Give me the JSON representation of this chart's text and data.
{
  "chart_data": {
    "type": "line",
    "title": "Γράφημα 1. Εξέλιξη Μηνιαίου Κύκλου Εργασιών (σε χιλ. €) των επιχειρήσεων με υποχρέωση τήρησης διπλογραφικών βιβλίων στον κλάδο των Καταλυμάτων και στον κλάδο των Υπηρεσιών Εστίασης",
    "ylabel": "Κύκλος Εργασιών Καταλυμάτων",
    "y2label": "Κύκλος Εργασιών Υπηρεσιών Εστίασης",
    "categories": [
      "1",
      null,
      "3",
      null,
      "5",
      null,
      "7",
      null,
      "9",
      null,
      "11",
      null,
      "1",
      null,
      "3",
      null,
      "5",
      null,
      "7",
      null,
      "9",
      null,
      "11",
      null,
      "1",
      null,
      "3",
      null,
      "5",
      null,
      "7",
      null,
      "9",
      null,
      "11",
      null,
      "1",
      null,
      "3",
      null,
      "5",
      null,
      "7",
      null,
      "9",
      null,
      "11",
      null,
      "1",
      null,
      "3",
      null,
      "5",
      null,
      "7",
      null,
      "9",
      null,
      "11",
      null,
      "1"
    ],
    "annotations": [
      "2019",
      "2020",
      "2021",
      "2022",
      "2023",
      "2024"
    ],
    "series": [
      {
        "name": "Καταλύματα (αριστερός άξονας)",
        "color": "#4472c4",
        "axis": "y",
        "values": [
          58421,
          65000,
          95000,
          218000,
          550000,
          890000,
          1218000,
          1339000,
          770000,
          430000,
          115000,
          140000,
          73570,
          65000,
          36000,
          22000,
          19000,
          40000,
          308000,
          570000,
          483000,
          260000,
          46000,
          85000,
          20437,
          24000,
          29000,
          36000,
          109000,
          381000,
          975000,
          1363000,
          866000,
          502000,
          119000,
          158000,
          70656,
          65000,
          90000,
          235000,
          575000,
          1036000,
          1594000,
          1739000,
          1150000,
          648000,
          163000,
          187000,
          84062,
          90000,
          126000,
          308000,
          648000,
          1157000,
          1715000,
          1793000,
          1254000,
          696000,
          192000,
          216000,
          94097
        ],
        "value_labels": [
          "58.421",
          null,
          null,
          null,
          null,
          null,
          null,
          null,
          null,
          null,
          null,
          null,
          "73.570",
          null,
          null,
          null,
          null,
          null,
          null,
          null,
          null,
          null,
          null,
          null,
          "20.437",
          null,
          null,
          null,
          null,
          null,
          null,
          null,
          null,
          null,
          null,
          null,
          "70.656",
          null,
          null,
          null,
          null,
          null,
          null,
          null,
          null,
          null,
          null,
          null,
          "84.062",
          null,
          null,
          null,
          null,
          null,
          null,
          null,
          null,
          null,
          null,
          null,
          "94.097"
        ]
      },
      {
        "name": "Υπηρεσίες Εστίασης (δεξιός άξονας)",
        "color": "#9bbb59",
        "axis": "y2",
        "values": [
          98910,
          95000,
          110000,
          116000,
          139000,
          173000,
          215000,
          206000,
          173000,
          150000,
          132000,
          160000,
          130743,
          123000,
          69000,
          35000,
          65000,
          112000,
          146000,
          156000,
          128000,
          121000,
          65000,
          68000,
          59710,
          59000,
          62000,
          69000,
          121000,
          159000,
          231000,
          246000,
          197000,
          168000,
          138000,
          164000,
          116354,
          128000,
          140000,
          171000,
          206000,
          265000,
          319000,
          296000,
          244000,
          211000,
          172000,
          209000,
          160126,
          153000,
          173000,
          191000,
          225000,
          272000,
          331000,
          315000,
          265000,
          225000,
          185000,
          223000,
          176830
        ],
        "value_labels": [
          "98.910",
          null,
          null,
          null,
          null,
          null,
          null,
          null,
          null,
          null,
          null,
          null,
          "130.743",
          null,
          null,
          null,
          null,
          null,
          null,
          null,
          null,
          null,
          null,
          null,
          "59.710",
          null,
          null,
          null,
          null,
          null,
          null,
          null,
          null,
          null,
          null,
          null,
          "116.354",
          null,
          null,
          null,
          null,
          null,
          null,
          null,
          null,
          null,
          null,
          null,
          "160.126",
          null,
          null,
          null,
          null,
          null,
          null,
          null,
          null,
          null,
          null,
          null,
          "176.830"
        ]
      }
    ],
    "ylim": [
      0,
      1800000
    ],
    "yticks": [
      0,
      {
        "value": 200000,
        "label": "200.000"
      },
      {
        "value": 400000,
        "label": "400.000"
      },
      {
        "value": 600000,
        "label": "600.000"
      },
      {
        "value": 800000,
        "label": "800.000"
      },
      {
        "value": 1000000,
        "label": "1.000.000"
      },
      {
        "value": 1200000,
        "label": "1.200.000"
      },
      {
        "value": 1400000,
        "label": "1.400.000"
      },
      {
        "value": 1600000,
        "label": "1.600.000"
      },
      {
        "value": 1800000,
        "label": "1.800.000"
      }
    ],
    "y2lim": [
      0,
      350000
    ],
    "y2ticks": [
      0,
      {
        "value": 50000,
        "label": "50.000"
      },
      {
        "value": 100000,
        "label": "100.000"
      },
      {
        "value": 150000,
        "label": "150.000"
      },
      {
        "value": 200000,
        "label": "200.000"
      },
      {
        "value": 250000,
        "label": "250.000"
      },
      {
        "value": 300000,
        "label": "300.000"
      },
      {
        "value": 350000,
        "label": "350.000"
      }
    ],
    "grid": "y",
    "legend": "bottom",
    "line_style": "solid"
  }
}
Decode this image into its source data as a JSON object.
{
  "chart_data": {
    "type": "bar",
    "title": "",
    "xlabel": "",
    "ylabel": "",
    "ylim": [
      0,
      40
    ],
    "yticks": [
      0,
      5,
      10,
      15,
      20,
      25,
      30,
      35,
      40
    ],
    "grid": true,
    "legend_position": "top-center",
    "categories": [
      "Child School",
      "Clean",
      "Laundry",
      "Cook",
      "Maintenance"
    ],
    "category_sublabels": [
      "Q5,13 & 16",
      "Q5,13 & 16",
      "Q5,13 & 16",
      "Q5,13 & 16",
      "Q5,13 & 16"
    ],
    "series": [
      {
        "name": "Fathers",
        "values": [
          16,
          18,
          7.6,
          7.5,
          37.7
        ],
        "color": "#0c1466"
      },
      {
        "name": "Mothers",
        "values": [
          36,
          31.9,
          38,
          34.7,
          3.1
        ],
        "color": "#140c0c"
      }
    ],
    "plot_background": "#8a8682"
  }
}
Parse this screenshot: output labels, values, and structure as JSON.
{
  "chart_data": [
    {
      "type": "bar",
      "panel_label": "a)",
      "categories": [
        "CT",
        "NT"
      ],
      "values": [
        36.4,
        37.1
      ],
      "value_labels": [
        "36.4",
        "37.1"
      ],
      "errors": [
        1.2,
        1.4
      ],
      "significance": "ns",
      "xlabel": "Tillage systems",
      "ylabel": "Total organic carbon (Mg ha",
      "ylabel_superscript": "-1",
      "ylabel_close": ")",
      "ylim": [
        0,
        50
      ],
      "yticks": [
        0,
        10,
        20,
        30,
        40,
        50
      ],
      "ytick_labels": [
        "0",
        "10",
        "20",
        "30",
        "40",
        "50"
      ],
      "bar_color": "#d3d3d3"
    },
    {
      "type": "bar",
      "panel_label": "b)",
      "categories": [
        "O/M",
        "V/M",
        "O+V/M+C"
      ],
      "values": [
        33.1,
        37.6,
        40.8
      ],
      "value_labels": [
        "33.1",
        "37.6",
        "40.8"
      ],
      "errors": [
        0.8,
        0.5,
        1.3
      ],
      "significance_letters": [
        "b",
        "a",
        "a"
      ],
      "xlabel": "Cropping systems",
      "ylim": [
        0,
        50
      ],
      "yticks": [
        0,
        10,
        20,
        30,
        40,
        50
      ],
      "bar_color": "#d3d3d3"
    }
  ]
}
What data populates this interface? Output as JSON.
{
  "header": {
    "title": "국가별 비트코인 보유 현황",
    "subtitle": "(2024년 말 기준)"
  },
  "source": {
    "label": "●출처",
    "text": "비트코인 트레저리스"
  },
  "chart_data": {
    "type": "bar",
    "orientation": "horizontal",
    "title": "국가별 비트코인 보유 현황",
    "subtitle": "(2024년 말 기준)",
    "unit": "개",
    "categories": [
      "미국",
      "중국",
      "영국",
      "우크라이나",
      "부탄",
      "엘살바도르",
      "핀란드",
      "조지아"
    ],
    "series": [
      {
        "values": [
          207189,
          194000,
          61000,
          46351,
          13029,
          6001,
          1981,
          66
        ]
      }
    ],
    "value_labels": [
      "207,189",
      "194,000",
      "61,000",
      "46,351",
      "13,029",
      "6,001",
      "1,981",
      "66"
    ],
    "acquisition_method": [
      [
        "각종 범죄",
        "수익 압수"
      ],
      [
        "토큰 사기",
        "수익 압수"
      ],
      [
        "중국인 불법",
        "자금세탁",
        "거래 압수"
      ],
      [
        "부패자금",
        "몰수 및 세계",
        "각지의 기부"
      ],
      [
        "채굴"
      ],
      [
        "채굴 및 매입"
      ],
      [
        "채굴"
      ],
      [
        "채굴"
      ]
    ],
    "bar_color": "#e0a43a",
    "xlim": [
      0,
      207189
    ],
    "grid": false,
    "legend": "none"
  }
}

> _EXERCISE GOAL_: For this exercise, gather every line of the data that contains the word "Υπηρεσιών".

> _ANSWER FOR THIS EXERCISE_:
    "title": "Γράφημα 1. Εξέλιξη Μηνιαίου Κύκλου Εργασιών (σε χιλ. €) των επιχειρήσεων με υποχρέωση τήρησης διπλογραφικών βιβλίων στον κλάδο των Καταλυμάτων και στον κλάδο των Υπηρεσιών Εστίασης",
    "y2label": "Κύκλος Εργασιών Υπηρεσιών Εστίασης",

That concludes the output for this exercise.